▶ Task instructions
Copy the items starting at the line containing "Patent image size: (465, 685)." and ending at the line containing "The connection 66 is at (138, 543).", changing "carriage structure" to "carriage assembly" and leaving everything else unchanged. Return only those lines.

------ Available data ------

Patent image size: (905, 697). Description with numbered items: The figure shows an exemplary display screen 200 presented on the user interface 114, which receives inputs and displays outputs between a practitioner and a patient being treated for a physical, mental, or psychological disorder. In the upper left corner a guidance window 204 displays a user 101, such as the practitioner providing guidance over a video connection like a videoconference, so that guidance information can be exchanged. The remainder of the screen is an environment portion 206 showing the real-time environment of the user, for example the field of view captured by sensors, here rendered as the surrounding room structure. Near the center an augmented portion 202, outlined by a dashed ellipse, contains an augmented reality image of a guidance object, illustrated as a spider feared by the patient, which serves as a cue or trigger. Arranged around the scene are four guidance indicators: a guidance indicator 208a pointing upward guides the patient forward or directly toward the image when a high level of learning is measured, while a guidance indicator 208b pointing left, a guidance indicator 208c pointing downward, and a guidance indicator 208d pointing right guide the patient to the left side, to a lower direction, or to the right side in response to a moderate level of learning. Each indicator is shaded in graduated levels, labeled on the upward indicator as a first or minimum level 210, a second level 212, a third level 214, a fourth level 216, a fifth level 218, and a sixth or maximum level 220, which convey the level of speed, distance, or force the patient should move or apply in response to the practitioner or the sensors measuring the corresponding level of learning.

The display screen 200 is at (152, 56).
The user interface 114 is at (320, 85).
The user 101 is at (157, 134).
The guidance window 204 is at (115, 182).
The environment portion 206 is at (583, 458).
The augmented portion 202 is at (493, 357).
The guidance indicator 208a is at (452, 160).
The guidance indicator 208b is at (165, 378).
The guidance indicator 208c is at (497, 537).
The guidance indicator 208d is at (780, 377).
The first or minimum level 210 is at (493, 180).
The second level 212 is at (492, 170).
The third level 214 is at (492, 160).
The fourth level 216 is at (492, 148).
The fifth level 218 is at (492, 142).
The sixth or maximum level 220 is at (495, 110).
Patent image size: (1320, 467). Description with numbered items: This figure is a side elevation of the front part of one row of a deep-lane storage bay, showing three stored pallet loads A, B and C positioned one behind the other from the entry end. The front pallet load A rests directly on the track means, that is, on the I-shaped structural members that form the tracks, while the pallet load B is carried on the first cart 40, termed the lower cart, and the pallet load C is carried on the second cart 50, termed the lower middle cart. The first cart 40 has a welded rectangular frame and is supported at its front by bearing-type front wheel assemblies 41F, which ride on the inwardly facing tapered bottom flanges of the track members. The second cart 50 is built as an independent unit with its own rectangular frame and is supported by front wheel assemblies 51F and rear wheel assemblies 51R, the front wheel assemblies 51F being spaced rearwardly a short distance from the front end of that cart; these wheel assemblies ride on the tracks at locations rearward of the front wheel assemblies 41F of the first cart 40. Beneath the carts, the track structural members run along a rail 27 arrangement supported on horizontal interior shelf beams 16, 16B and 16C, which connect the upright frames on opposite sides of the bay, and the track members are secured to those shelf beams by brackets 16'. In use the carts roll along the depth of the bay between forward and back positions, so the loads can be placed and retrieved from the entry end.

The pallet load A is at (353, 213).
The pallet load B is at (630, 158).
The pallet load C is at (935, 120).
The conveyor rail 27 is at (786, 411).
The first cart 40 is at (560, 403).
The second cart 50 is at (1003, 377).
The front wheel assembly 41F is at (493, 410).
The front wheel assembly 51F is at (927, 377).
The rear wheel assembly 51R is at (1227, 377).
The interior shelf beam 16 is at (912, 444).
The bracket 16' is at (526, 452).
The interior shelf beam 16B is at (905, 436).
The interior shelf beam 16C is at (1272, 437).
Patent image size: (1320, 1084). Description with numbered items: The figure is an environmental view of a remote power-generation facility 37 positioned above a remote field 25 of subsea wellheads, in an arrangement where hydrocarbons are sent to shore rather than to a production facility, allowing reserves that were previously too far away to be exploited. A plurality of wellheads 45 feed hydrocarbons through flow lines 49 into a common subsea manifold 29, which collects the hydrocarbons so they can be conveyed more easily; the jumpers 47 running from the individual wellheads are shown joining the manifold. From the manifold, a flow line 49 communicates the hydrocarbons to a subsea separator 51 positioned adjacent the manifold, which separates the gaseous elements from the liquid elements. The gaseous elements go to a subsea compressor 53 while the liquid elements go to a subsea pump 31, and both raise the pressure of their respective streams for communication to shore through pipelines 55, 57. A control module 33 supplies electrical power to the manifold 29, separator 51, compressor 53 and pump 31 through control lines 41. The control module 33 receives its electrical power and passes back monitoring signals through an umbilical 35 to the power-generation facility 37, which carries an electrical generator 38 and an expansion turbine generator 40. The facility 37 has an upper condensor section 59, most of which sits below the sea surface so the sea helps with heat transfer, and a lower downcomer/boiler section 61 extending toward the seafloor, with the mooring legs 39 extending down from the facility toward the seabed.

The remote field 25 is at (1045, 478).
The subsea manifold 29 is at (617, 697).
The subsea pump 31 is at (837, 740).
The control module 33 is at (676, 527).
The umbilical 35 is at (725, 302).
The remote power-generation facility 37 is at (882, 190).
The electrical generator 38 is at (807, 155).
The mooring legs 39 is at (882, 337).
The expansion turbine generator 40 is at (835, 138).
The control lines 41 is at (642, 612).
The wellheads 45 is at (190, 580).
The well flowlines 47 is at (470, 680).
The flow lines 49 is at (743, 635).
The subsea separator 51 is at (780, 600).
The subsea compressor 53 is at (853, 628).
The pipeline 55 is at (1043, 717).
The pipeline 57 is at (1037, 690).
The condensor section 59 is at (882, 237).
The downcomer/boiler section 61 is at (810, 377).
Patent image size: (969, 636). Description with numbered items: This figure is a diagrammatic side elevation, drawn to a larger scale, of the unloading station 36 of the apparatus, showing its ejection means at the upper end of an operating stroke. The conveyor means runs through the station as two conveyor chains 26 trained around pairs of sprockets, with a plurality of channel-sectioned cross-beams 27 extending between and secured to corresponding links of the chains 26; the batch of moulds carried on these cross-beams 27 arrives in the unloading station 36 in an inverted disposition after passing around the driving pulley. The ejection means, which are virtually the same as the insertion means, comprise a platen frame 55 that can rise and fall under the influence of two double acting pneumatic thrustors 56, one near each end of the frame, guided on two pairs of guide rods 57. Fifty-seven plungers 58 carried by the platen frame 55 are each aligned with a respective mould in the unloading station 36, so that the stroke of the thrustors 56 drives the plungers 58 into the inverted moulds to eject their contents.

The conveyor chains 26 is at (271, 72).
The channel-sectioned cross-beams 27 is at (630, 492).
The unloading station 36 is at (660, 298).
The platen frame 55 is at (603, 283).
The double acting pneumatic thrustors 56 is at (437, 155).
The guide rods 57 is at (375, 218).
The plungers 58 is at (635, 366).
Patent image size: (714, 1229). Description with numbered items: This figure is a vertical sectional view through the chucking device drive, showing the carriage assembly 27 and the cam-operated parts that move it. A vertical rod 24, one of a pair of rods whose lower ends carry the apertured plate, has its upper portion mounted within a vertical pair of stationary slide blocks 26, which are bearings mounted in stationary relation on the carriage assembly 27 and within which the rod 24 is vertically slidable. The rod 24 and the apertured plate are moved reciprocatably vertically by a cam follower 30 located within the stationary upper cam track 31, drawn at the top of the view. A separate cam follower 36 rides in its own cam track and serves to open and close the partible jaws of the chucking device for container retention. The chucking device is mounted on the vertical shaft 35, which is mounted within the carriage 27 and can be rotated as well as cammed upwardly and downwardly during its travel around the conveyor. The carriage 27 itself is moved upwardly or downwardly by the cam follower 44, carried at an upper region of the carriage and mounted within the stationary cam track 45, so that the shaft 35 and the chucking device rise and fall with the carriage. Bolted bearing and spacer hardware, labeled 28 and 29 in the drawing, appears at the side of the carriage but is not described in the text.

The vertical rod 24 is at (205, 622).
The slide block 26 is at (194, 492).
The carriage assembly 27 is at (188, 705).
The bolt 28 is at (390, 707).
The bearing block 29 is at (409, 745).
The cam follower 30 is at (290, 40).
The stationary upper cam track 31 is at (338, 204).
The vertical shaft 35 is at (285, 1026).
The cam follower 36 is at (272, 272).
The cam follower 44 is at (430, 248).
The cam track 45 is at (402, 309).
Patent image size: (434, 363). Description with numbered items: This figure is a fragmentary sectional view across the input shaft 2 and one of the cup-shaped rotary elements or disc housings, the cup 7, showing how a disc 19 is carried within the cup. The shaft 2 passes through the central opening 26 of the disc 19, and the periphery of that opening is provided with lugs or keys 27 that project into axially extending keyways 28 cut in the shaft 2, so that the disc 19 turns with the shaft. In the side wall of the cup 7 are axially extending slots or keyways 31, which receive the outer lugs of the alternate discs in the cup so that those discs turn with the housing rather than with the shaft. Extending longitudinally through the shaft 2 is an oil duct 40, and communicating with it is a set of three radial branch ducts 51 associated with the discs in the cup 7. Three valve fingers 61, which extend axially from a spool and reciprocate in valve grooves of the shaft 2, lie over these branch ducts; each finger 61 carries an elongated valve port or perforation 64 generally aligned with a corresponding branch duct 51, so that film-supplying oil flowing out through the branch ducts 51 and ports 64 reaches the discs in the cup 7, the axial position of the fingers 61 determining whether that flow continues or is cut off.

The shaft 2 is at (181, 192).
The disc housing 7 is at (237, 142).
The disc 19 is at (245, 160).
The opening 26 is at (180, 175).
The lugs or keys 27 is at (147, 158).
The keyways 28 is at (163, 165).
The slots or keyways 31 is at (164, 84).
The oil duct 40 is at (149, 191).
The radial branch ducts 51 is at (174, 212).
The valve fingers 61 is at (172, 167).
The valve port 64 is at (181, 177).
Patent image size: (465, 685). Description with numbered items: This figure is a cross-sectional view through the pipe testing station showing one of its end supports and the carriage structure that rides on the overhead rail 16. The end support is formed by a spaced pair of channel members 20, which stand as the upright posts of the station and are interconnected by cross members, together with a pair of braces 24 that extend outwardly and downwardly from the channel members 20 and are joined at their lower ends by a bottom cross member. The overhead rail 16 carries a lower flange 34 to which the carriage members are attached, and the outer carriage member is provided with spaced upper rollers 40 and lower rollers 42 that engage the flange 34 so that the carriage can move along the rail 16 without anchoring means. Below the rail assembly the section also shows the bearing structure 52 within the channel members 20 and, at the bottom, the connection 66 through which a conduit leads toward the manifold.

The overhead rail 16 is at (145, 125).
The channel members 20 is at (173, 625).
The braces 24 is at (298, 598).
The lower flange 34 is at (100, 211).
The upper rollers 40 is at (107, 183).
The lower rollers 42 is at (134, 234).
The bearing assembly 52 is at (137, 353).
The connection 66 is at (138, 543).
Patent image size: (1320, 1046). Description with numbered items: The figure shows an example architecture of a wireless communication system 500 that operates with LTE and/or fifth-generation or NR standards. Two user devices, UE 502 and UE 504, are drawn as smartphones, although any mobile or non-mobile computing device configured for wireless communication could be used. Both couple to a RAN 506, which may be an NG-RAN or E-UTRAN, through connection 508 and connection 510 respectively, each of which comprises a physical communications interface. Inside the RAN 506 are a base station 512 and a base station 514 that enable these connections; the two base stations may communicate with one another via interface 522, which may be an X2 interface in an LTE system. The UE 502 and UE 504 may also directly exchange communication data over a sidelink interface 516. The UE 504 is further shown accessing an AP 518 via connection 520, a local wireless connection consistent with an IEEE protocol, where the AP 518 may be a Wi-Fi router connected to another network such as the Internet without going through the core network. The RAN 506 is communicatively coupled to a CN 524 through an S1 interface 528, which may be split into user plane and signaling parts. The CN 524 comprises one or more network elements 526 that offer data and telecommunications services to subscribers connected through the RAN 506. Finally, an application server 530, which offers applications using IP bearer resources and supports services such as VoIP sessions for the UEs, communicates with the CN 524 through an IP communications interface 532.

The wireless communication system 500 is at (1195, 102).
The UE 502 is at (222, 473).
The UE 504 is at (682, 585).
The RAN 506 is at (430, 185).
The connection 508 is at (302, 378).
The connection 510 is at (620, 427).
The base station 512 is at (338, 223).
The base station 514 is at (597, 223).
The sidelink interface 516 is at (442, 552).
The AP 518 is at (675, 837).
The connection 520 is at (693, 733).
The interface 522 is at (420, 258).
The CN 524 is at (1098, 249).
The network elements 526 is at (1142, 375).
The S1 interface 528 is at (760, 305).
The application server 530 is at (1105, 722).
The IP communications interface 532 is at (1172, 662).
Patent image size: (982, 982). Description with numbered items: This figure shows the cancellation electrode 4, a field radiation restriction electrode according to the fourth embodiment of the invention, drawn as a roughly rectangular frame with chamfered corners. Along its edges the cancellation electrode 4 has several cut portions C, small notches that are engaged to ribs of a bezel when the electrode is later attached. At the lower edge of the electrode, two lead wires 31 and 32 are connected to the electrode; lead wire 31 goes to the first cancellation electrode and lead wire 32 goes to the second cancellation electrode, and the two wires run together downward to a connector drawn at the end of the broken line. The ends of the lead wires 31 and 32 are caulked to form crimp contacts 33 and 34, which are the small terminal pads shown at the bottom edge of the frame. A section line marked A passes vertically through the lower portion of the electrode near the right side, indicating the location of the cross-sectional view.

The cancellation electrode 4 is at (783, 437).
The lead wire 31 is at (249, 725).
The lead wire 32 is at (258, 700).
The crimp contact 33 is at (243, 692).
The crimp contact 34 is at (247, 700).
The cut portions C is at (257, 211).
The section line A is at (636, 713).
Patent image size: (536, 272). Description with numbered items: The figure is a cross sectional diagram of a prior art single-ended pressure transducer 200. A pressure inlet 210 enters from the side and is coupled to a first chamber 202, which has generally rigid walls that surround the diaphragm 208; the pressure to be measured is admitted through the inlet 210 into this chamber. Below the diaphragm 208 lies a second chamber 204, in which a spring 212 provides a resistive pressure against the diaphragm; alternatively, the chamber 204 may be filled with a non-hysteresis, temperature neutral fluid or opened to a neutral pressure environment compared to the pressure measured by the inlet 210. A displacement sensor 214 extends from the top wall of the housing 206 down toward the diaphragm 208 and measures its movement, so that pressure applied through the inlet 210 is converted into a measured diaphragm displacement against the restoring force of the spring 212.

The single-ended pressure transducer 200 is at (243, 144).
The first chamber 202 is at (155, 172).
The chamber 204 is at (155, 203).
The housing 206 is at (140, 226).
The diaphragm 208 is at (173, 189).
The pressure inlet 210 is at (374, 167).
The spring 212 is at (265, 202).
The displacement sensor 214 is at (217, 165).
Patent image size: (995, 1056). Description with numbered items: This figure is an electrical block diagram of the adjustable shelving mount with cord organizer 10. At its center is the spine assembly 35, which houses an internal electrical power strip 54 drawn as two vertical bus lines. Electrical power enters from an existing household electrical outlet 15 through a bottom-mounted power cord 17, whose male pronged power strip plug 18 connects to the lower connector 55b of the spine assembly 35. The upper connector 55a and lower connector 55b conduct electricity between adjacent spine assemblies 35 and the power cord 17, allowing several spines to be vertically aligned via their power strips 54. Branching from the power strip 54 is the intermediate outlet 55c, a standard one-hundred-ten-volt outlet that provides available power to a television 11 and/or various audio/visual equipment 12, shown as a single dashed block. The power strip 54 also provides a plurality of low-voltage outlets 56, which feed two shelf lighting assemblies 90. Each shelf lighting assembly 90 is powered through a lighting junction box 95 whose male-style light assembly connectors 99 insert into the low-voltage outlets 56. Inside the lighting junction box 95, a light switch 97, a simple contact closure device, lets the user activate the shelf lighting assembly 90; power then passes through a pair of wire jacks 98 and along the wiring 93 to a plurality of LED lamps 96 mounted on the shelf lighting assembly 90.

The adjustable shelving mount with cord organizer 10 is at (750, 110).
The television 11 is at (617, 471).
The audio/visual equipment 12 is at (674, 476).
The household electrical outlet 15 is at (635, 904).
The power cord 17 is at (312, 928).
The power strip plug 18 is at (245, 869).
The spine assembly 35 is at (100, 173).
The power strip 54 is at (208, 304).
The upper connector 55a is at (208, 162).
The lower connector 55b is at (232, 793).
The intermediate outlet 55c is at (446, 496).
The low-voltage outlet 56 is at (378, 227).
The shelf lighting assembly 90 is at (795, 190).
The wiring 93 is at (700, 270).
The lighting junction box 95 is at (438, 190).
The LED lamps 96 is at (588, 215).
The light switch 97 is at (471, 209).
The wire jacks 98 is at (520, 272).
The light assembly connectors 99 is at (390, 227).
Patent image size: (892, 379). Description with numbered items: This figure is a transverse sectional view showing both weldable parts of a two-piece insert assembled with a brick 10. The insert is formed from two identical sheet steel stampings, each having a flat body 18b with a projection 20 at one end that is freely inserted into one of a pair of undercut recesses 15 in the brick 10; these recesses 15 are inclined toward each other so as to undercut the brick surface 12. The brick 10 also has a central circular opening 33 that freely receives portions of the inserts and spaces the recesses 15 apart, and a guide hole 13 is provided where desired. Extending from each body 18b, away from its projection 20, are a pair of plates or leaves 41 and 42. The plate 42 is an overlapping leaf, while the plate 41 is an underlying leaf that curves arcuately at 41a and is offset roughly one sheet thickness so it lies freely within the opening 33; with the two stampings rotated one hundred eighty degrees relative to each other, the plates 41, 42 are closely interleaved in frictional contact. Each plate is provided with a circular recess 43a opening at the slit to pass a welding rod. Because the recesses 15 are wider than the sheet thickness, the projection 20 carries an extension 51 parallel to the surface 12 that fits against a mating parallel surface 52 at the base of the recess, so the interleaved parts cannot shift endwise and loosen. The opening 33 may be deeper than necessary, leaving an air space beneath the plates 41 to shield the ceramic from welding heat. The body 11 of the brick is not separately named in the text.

------

▶ Solution to this problem
Patent image size: (465, 685). Description with numbered items: This figure is a cross-sectional view through the pipe testing station showing one of its end supports and the carriage assembly that rides on the overhead rail 16. The end support is formed by a spaced pair of channel members 20, which stand as the upright posts of the station and are interconnected by cross members, together with a pair of braces 24 that extend outwardly and downwardly from the channel members 20 and are joined at their lower ends by a bottom cross member. The overhead rail 16 carries a lower flange 34 to which the carriage members are attached, and the outer carriage member is provided with spaced upper rollers 40 and lower rollers 42 that engage the flange 34 so that the carriage can move along the rail 16 without anchoring means. Below the rail assembly the section also shows the bearing structure 52 within the channel members 20 and, at the bottom, the connection 66 through which a conduit leads toward the manifold.

The overhead rail 16 is at (145, 125).
The channel members 20 is at (173, 625).
The braces 24 is at (298, 598).
The lower flange 34 is at (100, 211).
The upper rollers 40 is at (107, 183).
The lower rollers 42 is at (134, 234).
The bearing assembly 52 is at (137, 353).
The connection 66 is at (138, 543).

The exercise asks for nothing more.